• Dataset
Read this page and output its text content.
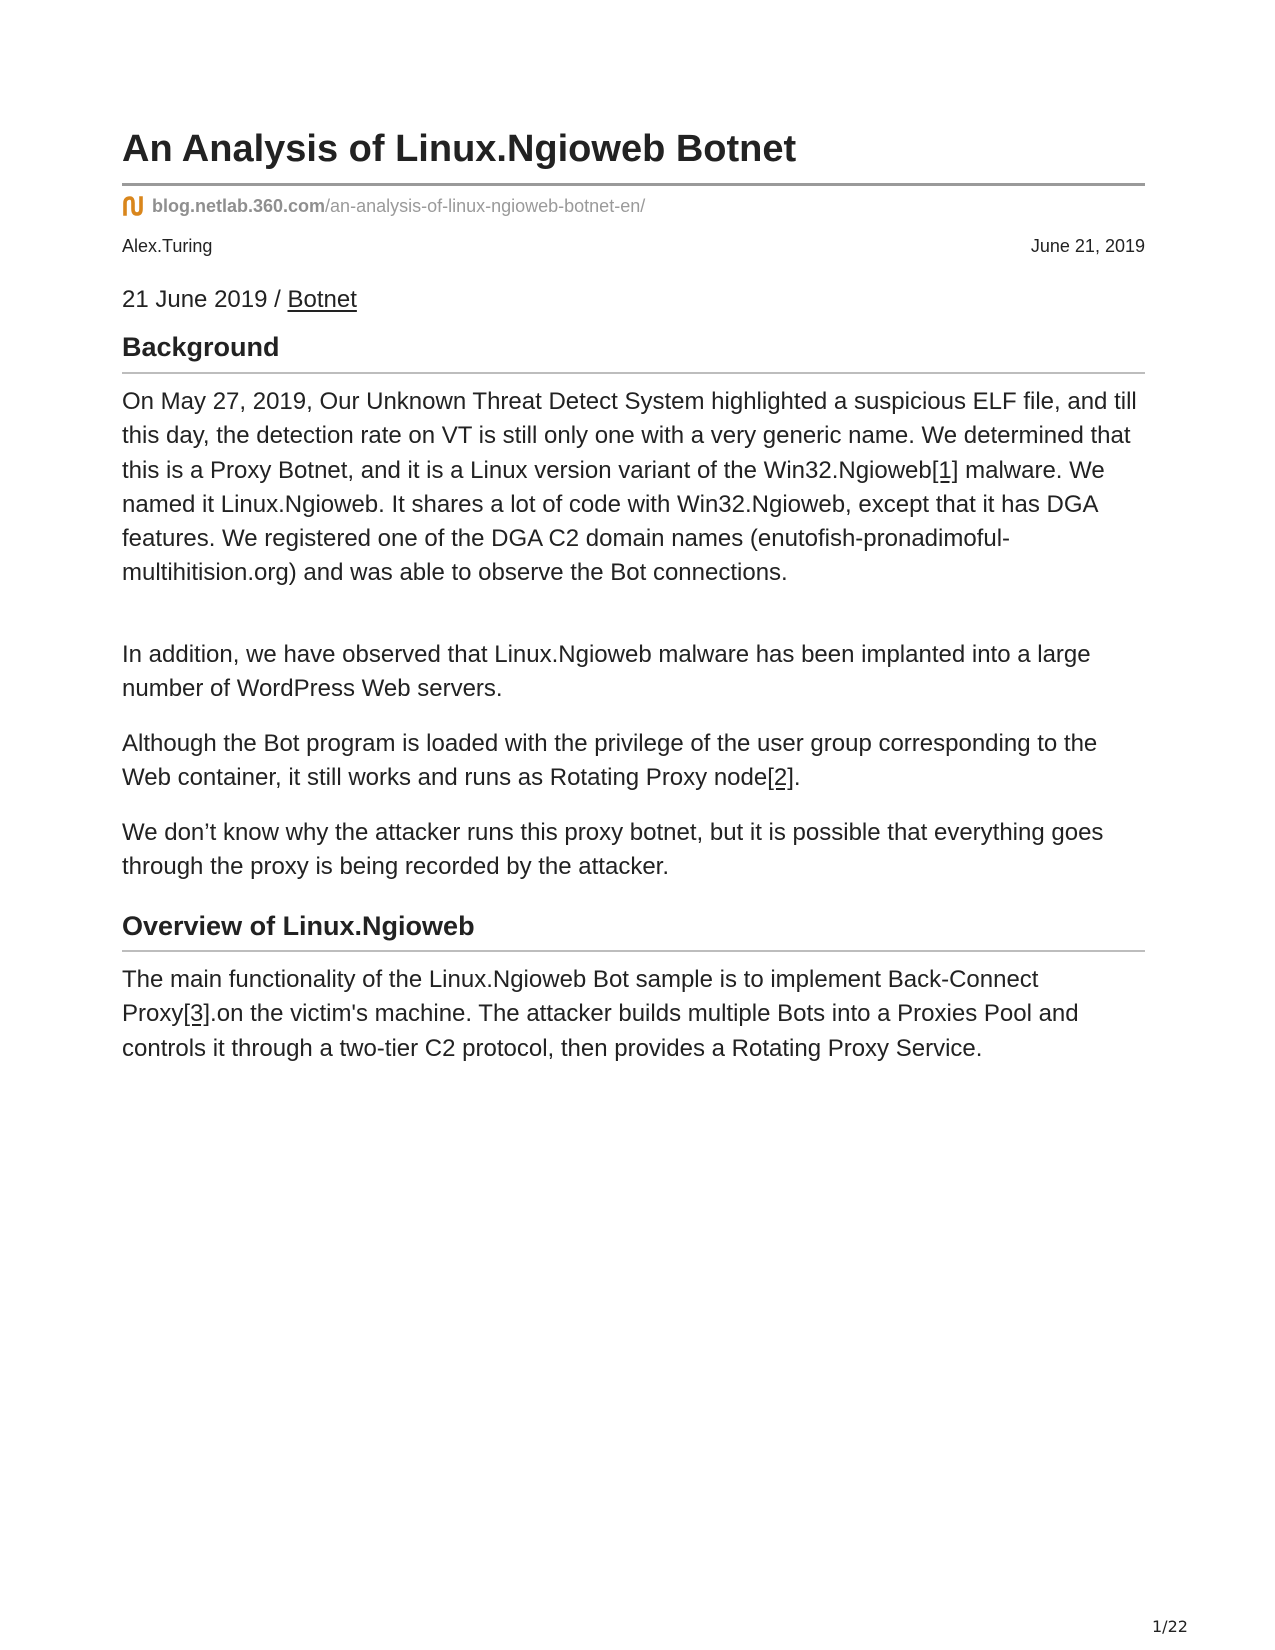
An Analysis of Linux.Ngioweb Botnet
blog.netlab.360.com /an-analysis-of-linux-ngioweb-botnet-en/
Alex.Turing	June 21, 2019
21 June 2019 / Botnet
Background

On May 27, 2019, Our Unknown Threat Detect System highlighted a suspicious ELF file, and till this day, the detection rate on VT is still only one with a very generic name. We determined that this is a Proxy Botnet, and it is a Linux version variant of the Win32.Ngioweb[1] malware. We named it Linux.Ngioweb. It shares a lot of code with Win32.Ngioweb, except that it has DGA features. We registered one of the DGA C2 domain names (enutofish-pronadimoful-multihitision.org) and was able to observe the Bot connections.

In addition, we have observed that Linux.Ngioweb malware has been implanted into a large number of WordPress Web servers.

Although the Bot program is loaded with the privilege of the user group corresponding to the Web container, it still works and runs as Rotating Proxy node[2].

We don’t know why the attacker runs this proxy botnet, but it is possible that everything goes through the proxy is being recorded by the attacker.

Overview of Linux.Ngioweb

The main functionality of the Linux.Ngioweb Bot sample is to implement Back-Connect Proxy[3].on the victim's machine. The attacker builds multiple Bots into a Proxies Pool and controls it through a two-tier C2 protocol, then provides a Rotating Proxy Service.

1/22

• Work to do
Transcribe each entry precisely as given, leaving the pictures out.

• Complete output
Read this page and output its text content.
An Analysis of Linux.Ngioweb Botnet
blog.netlab.360.com /an-analysis-of-linux-ngioweb-botnet-en/
Alex.Turing	June 21, 2019
21 June 2019 / Botnet
Background

On May 27, 2019, Our Unknown Threat Detect System highlighted a suspicious ELF file, and till this day, the detection rate on VT is still only one with a very generic name. We determined that this is a Proxy Botnet, and it is a Linux version variant of the Win32.Ngioweb[1] malware. We named it Linux.Ngioweb. It shares a lot of code with Win32.Ngioweb, except that it has DGA features. We registered one of the DGA C2 domain names (enutofish-pronadimoful-multihitision.org) and was able to observe the Bot connections.

In addition, we have observed that Linux.Ngioweb malware has been implanted into a large number of WordPress Web servers.

Although the Bot program is loaded with the privilege of the user group corresponding to the Web container, it still works and runs as Rotating Proxy node[2].

We don’t know why the attacker runs this proxy botnet, but it is possible that everything goes through the proxy is being recorded by the attacker.

Overview of Linux.Ngioweb

The main functionality of the Linux.Ngioweb Bot sample is to implement Back-Connect Proxy[3].on the victim's machine. The attacker builds multiple Bots into a Proxies Pool and controls it through a two-tier C2 protocol, then provides a Rotating Proxy Service.

1/22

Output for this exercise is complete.